__ASSIGNMENT__
Work through the listing below and state how many of its lines hold the word "IRCCS". Give no other output.

EXERCISE DATA section start

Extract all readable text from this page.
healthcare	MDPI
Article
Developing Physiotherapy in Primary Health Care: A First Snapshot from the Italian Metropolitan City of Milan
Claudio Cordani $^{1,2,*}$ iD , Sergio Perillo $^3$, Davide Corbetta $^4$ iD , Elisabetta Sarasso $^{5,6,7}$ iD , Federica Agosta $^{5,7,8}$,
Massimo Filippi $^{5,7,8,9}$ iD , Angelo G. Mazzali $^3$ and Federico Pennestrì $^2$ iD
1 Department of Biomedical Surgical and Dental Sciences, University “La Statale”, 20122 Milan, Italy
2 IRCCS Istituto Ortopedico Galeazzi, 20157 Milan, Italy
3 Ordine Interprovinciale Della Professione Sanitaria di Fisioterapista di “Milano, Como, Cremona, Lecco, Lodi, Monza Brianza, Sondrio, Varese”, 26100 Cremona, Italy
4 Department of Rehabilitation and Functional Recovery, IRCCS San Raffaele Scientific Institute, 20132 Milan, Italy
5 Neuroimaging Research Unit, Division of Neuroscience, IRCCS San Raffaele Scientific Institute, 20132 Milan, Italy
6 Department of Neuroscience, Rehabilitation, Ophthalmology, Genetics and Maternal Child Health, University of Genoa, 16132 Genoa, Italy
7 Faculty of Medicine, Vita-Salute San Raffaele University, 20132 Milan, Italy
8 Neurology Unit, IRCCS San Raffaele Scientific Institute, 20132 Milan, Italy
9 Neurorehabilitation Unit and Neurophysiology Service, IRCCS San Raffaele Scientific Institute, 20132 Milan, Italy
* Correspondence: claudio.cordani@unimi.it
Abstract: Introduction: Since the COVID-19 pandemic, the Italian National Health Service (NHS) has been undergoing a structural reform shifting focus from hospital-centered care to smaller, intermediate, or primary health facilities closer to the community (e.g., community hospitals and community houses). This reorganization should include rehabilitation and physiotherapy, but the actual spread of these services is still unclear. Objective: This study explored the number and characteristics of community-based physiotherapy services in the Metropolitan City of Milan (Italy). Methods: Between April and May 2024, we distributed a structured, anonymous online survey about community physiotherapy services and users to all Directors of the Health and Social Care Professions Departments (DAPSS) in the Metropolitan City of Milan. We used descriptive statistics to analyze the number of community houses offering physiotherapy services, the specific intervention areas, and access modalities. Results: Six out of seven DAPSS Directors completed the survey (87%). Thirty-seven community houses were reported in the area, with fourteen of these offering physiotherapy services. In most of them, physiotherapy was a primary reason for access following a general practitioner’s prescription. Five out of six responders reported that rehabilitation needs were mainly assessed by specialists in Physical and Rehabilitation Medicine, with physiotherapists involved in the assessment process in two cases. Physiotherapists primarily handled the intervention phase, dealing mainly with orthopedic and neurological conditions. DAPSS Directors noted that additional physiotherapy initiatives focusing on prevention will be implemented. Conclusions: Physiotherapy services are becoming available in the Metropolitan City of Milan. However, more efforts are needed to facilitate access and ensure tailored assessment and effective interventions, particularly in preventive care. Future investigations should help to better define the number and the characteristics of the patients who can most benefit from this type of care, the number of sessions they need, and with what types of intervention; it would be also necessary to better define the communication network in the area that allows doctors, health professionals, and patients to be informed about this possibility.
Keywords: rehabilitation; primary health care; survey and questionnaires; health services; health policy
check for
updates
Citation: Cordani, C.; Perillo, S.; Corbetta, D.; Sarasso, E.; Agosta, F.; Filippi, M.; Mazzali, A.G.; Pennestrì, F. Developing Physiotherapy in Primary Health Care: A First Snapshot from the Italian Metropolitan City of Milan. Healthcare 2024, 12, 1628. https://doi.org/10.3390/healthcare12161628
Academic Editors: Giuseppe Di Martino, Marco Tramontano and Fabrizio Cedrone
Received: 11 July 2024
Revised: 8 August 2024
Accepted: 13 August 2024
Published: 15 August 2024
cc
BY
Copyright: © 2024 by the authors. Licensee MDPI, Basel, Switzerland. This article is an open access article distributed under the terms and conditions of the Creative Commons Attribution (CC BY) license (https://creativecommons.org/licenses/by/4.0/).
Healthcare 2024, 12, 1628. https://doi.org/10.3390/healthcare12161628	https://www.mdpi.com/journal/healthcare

EXERCISE DATA section end

__RESPONSE BELOW__
5